▶ [What to work on] Gather up all lines that carry the word "ZRXUSDTPERP".
· · · · · · ·
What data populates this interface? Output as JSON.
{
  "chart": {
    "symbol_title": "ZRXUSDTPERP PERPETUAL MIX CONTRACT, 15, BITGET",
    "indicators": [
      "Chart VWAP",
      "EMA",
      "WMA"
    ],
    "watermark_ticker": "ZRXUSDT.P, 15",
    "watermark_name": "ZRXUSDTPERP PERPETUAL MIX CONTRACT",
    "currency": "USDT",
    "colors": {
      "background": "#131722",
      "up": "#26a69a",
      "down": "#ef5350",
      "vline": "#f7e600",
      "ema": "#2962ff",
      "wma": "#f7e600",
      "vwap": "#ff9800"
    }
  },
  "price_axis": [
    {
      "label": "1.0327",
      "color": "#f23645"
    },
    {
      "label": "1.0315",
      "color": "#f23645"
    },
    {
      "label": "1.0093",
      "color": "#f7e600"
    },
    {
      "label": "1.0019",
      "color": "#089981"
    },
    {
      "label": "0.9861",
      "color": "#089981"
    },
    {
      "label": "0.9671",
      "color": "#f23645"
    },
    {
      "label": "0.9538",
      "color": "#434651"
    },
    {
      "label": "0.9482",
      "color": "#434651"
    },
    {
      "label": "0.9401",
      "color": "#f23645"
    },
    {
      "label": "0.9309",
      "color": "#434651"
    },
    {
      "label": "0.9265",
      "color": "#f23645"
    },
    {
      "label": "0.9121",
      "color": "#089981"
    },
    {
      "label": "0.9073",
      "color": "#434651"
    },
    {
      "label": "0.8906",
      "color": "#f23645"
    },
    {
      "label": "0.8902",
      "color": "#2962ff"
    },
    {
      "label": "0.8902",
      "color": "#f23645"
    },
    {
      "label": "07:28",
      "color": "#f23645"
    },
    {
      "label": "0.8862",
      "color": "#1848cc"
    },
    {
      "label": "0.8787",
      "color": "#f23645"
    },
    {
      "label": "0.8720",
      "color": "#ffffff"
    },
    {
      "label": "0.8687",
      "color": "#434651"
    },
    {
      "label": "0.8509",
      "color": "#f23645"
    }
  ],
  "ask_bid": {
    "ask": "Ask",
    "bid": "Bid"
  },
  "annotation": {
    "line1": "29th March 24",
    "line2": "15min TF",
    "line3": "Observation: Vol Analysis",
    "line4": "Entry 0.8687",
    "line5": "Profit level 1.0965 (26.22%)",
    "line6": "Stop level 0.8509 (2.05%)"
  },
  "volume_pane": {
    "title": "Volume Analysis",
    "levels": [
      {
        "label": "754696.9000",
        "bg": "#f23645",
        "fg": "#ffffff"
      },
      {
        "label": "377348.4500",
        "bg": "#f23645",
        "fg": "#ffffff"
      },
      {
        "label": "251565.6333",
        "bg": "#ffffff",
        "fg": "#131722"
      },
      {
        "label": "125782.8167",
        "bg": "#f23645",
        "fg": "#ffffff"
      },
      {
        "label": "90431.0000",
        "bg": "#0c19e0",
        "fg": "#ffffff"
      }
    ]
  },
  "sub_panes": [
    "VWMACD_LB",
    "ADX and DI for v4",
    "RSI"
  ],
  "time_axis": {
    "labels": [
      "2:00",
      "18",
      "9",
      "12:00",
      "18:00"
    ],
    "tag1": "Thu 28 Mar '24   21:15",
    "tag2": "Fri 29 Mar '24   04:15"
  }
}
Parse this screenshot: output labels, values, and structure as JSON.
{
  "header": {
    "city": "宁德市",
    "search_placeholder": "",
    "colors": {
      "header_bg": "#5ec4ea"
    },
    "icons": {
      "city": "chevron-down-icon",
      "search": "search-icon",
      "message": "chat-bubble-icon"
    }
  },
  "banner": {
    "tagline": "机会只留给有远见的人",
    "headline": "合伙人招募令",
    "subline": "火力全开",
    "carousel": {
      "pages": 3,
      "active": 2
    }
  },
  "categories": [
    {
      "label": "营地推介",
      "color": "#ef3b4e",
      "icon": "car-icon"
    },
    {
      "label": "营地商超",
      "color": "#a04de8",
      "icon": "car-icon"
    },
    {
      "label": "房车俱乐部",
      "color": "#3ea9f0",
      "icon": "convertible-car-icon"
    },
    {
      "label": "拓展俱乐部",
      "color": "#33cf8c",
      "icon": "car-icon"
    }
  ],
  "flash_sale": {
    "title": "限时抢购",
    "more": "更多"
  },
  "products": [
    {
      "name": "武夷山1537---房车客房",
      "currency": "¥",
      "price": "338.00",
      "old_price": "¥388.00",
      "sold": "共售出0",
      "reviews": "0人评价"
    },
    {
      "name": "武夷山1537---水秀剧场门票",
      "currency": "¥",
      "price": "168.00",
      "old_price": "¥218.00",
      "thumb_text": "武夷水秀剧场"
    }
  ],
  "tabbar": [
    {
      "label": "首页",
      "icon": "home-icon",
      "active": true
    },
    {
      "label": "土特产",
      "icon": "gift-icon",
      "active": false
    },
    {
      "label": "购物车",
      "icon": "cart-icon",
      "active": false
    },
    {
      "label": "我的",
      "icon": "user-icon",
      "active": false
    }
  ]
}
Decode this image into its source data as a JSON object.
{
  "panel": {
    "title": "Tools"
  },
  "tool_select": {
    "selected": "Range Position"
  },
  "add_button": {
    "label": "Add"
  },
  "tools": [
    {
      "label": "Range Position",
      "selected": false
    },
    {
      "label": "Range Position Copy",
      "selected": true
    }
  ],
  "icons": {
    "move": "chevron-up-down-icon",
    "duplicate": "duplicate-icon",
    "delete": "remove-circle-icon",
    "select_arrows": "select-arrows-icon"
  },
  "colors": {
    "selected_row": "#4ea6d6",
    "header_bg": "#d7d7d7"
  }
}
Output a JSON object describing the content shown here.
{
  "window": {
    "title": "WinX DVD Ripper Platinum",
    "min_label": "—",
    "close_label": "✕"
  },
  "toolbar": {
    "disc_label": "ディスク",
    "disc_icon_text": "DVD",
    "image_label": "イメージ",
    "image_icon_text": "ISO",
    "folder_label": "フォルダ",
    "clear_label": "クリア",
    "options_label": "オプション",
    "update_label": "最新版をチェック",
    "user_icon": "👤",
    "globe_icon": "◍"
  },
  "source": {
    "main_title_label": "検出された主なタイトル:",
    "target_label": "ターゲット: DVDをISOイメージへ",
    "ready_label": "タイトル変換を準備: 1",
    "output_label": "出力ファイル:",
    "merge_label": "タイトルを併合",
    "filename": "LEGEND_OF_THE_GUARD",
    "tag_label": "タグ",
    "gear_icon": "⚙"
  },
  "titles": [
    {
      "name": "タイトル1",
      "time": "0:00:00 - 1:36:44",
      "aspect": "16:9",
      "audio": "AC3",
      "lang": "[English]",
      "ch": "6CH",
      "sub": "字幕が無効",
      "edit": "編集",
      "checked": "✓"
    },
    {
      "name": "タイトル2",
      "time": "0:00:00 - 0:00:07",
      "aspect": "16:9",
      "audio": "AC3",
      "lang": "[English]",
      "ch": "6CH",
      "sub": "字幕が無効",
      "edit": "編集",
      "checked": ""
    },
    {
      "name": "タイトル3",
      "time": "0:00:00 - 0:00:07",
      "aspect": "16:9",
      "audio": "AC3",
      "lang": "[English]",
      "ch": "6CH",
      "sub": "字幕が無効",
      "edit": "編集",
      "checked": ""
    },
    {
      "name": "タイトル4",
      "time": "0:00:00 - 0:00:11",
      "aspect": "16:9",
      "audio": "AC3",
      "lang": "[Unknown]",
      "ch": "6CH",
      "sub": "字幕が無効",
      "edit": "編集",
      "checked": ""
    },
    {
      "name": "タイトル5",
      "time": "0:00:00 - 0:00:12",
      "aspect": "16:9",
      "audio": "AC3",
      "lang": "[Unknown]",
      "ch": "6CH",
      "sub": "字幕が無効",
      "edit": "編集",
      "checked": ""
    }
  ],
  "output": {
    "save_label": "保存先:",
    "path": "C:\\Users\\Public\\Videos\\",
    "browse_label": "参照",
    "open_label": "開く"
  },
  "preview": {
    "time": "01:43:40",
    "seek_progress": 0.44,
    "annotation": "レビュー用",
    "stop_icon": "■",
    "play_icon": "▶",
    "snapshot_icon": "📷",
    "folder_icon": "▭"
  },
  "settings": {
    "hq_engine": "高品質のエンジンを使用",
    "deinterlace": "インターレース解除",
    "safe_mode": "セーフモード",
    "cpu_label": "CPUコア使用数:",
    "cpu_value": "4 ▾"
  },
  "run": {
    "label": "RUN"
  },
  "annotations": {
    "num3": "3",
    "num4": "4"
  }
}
· · · · · · ·
▶ [Task result]
    "symbol_title": "ZRXUSDTPERP PERPETUAL MIX CONTRACT, 15, BITGET",
    "watermark_name": "ZRXUSDTPERP PERPETUAL MIX CONTRACT",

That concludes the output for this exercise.